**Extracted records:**

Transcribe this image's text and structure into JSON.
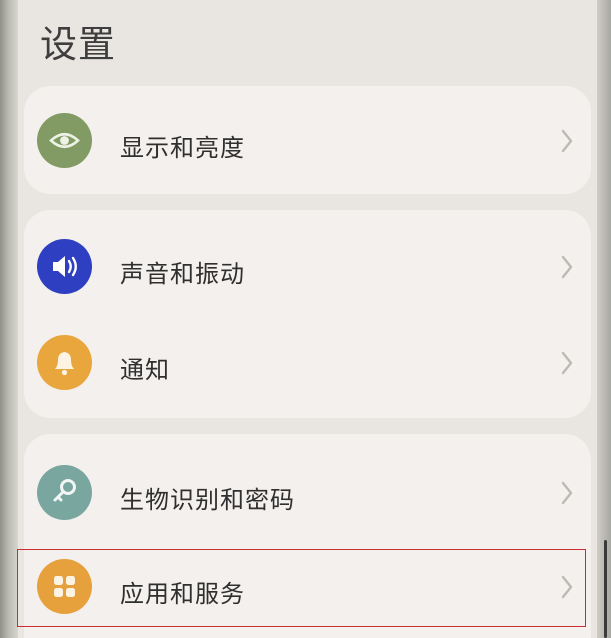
{
  "header": {
    "title": "设置"
  },
  "groups": [
    {
      "items": [
        {
          "label": "显示和亮度",
          "icon": "eye-icon",
          "color": "#829a63"
        }
      ]
    },
    {
      "items": [
        {
          "label": "声音和振动",
          "icon": "speaker-icon",
          "color": "#2f3fc2"
        },
        {
          "label": "通知",
          "icon": "bell-icon",
          "color": "#e9a63d"
        }
      ]
    },
    {
      "items": [
        {
          "label": "生物识别和密码",
          "icon": "key-icon",
          "color": "#7aa6a0"
        },
        {
          "label": "应用和服务",
          "icon": "apps-grid-icon",
          "color": "#e6a03c"
        }
      ]
    }
  ],
  "highlight_color": "#c92d2d"
}
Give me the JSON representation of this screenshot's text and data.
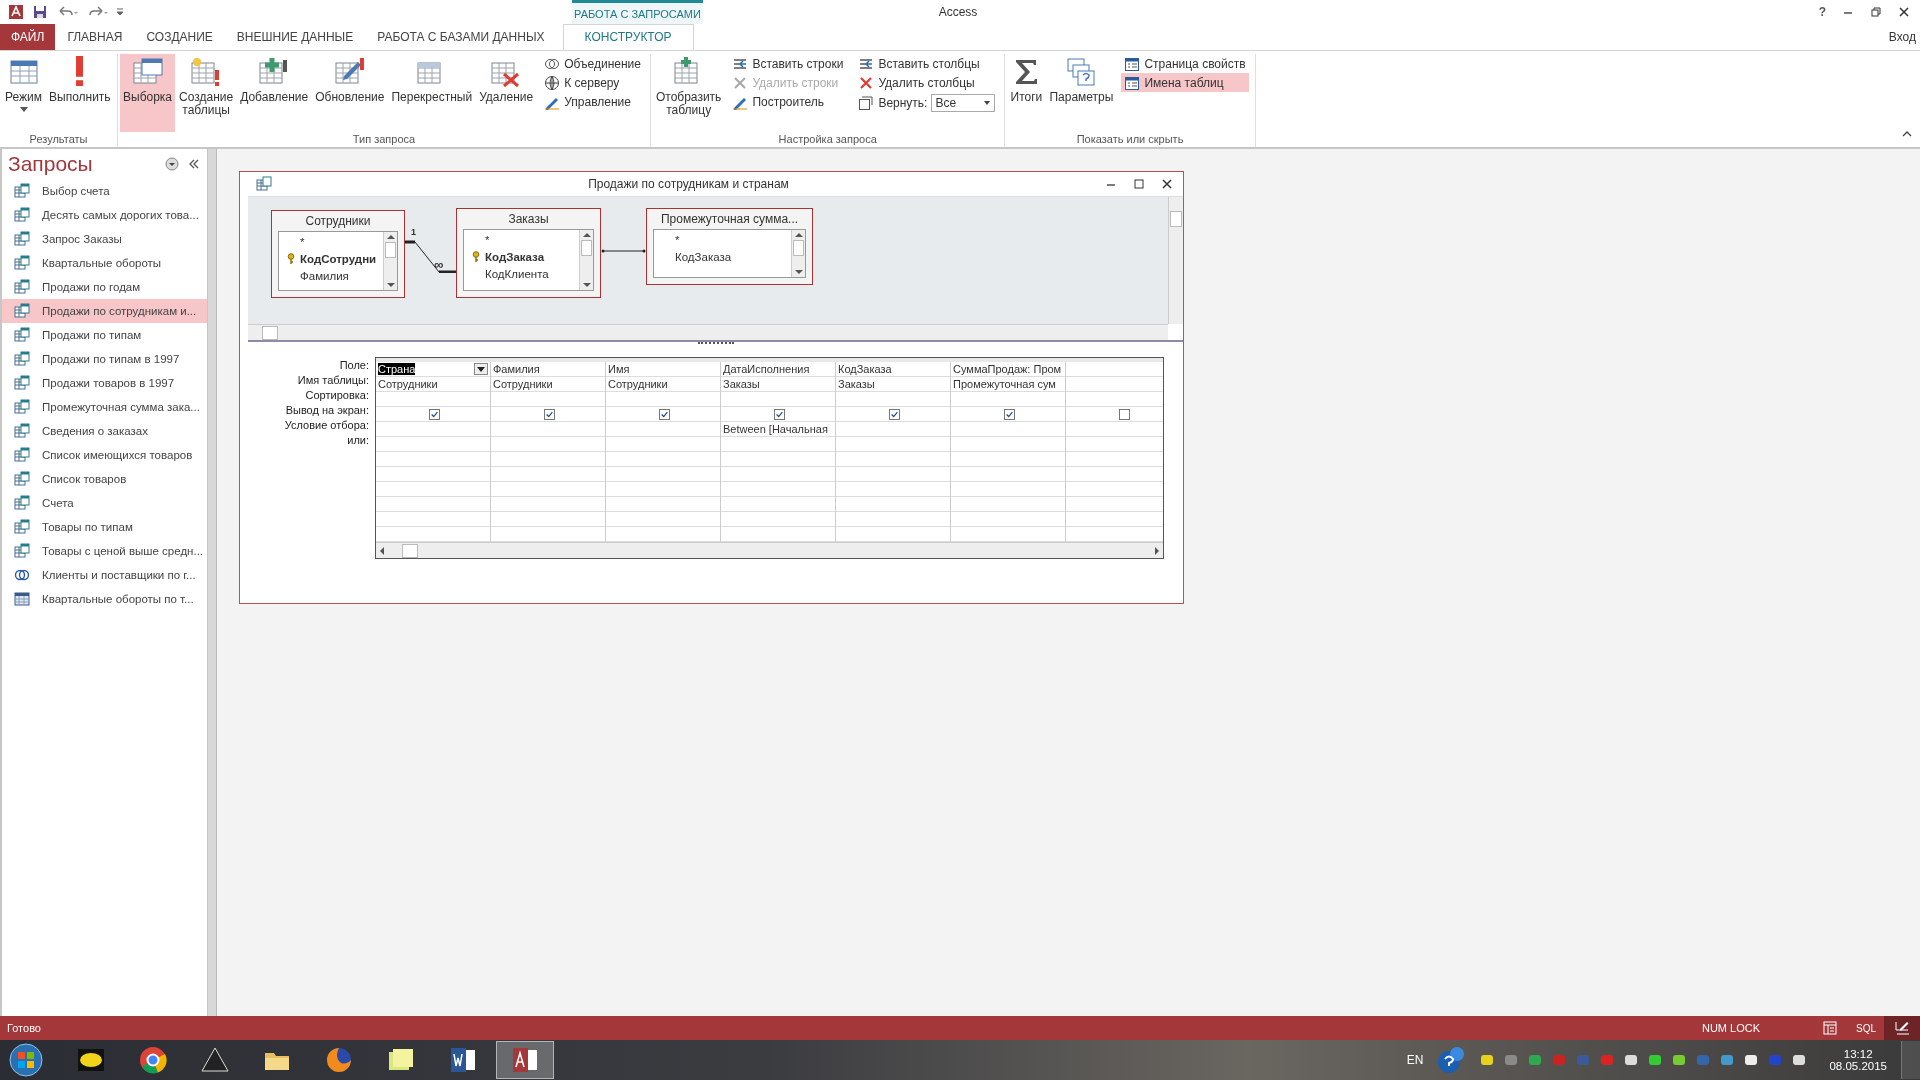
{
  "window": {
    "title": "Access",
    "help": "?",
    "sign_in": "Вход"
  },
  "context_group": "РАБОТА С ЗАПРОСАМИ",
  "tabs": [
    {
      "label": "ФАЙЛ",
      "kind": "file",
      "selected": false
    },
    {
      "label": "ГЛАВНАЯ",
      "kind": "tab",
      "selected": false
    },
    {
      "label": "СОЗДАНИЕ",
      "kind": "tab",
      "selected": false
    },
    {
      "label": "ВНЕШНИЕ ДАННЫЕ",
      "kind": "tab",
      "selected": false
    },
    {
      "label": "РАБОТА С БАЗАМИ ДАННЫХ",
      "kind": "tab",
      "selected": false
    },
    {
      "label": "КОНСТРУКТОР",
      "kind": "tab",
      "selected": true
    }
  ],
  "ribbon": [
    {
      "label": "Результаты",
      "items": [
        {
          "kind": "large",
          "label": "Режим",
          "dropdown": true,
          "selected": false
        },
        {
          "kind": "large",
          "label": "Выполнить",
          "dropdown": false,
          "selected": false
        }
      ]
    },
    {
      "label": "Тип запроса",
      "items": [
        {
          "kind": "large",
          "label": "Выборка",
          "dropdown": false,
          "selected": true
        },
        {
          "kind": "large",
          "label": "Создание таблицы",
          "dropdown": false,
          "selected": false
        },
        {
          "kind": "large",
          "label": "Добавление",
          "dropdown": false,
          "selected": false
        },
        {
          "kind": "large",
          "label": "Обновление",
          "dropdown": false,
          "selected": false
        },
        {
          "kind": "large",
          "label": "Перекрестный",
          "dropdown": false,
          "selected": false
        },
        {
          "kind": "large",
          "label": "Удаление",
          "dropdown": false,
          "selected": false
        },
        {
          "kind": "column",
          "items": [
            {
              "kind": "small",
              "label": "Объединение",
              "selected": false,
              "disabled": false
            },
            {
              "kind": "small",
              "label": "К серверу",
              "selected": false,
              "disabled": false
            },
            {
              "kind": "small",
              "label": "Управление",
              "selected": false,
              "disabled": false
            }
          ]
        }
      ]
    },
    {
      "label": "Настройка запроса",
      "items": [
        {
          "kind": "large",
          "label": "Отобразить таблицу",
          "dropdown": false,
          "selected": false
        },
        {
          "kind": "column",
          "items": [
            {
              "kind": "small",
              "label": "Вставить строки",
              "selected": false,
              "disabled": false
            },
            {
              "kind": "small",
              "label": "Удалить строки",
              "selected": false,
              "disabled": true
            },
            {
              "kind": "small",
              "label": "Построитель",
              "selected": false,
              "disabled": false
            }
          ]
        },
        {
          "kind": "column",
          "items": [
            {
              "kind": "small",
              "label": "Вставить столбцы",
              "selected": false,
              "disabled": false
            },
            {
              "kind": "small",
              "label": "Удалить столбцы",
              "selected": false,
              "disabled": false
            },
            {
              "kind": "combo",
              "label": "Вернуть:",
              "value": "Все"
            }
          ]
        }
      ]
    },
    {
      "label": "Показать или скрыть",
      "items": [
        {
          "kind": "large",
          "label": "Итоги",
          "dropdown": false,
          "selected": false
        },
        {
          "kind": "large",
          "label": "Параметры",
          "dropdown": false,
          "selected": false
        },
        {
          "kind": "column",
          "items": [
            {
              "kind": "small",
              "label": "Страница свойств",
              "selected": false,
              "disabled": false
            },
            {
              "kind": "small",
              "label": "Имена таблиц",
              "selected": true,
              "disabled": false
            }
          ]
        }
      ]
    }
  ],
  "sidebar": {
    "title": "Запросы",
    "items": [
      {
        "label": "Выбор счета",
        "kind": "select",
        "selected": false
      },
      {
        "label": "Десять самых дорогих това...",
        "kind": "select",
        "selected": false
      },
      {
        "label": "Запрос Заказы",
        "kind": "select",
        "selected": false
      },
      {
        "label": "Квартальные обороты",
        "kind": "select",
        "selected": false
      },
      {
        "label": "Продажи по годам",
        "kind": "select",
        "selected": false
      },
      {
        "label": "Продажи по сотрудникам и...",
        "kind": "select",
        "selected": true
      },
      {
        "label": "Продажи по типам",
        "kind": "select",
        "selected": false
      },
      {
        "label": "Продажи по типам в 1997",
        "kind": "select",
        "selected": false
      },
      {
        "label": "Продажи товаров в 1997",
        "kind": "select",
        "selected": false
      },
      {
        "label": "Промежуточная сумма зака...",
        "kind": "select",
        "selected": false
      },
      {
        "label": "Сведения о заказах",
        "kind": "select",
        "selected": false
      },
      {
        "label": "Список имеющихся товаров",
        "kind": "select",
        "selected": false
      },
      {
        "label": "Список товаров",
        "kind": "select",
        "selected": false
      },
      {
        "label": "Счета",
        "kind": "select",
        "selected": false
      },
      {
        "label": "Товары по типам",
        "kind": "select",
        "selected": false
      },
      {
        "label": "Товары с ценой выше средн...",
        "kind": "select",
        "selected": false
      },
      {
        "label": "Клиенты и поставщики по г...",
        "kind": "union",
        "selected": false
      },
      {
        "label": "Квартальные обороты по т...",
        "kind": "crosstab",
        "selected": false
      }
    ]
  },
  "query_window": {
    "title": "Продажи по сотрудникам и странам",
    "tables": [
      {
        "name": "Сотрудники",
        "fields": [
          {
            "name": "*",
            "key": false
          },
          {
            "name": "КодСотрудни",
            "key": true
          },
          {
            "name": "Фамилия",
            "key": false
          }
        ]
      },
      {
        "name": "Заказы",
        "fields": [
          {
            "name": "*",
            "key": false
          },
          {
            "name": "КодЗаказа",
            "key": true
          },
          {
            "name": "КодКлиента",
            "key": false
          }
        ]
      },
      {
        "name": "Промежуточная сумма...",
        "fields": [
          {
            "name": "*",
            "key": false
          },
          {
            "name": "КодЗаказа",
            "key": false
          }
        ]
      }
    ],
    "join": {
      "one": "1",
      "many": "∞"
    },
    "row_labels": [
      "Поле:",
      "Имя таблицы:",
      "Сортировка:",
      "Вывод на экран:",
      "Условие отбора:",
      "или:"
    ],
    "columns": [
      {
        "field": "Страна",
        "table": "Сотрудники",
        "show": true,
        "selected": true
      },
      {
        "field": "Фамилия",
        "table": "Сотрудники",
        "show": true,
        "selected": false
      },
      {
        "field": "Имя",
        "table": "Сотрудники",
        "show": true,
        "selected": false
      },
      {
        "field": "ДатаИсполнения",
        "table": "Заказы",
        "show": true,
        "criteria": "Between [Начальная",
        "selected": false
      },
      {
        "field": "КодЗаказа",
        "table": "Заказы",
        "show": true,
        "selected": false
      },
      {
        "field": "СуммаПродаж: Пром",
        "table": "Промежуточная сум",
        "show": true,
        "selected": false
      },
      {
        "show": false
      }
    ]
  },
  "status_bar": {
    "text": "Готово",
    "num_lock": "NUM LOCK",
    "views": [
      {
        "kind": "datasheet",
        "selected": false
      },
      {
        "kind": "sql",
        "label": "SQL",
        "selected": false
      },
      {
        "kind": "design",
        "selected": true
      }
    ]
  },
  "taskbar": {
    "apps": [
      {
        "kind": "badge",
        "selected": false
      },
      {
        "kind": "browser",
        "selected": false
      },
      {
        "kind": "triangle",
        "selected": false
      },
      {
        "kind": "folder",
        "selected": false
      },
      {
        "kind": "globe",
        "selected": false
      },
      {
        "kind": "notes",
        "selected": false
      },
      {
        "kind": "word",
        "selected": false
      },
      {
        "kind": "access",
        "selected": true
      }
    ],
    "language": "EN",
    "time": "13:12",
    "date": "08.05.2015"
  }
}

**GIVEN PROBLEM:** Count how many lines contain "строки" and give only that count.

**THE SOLUTION:** 2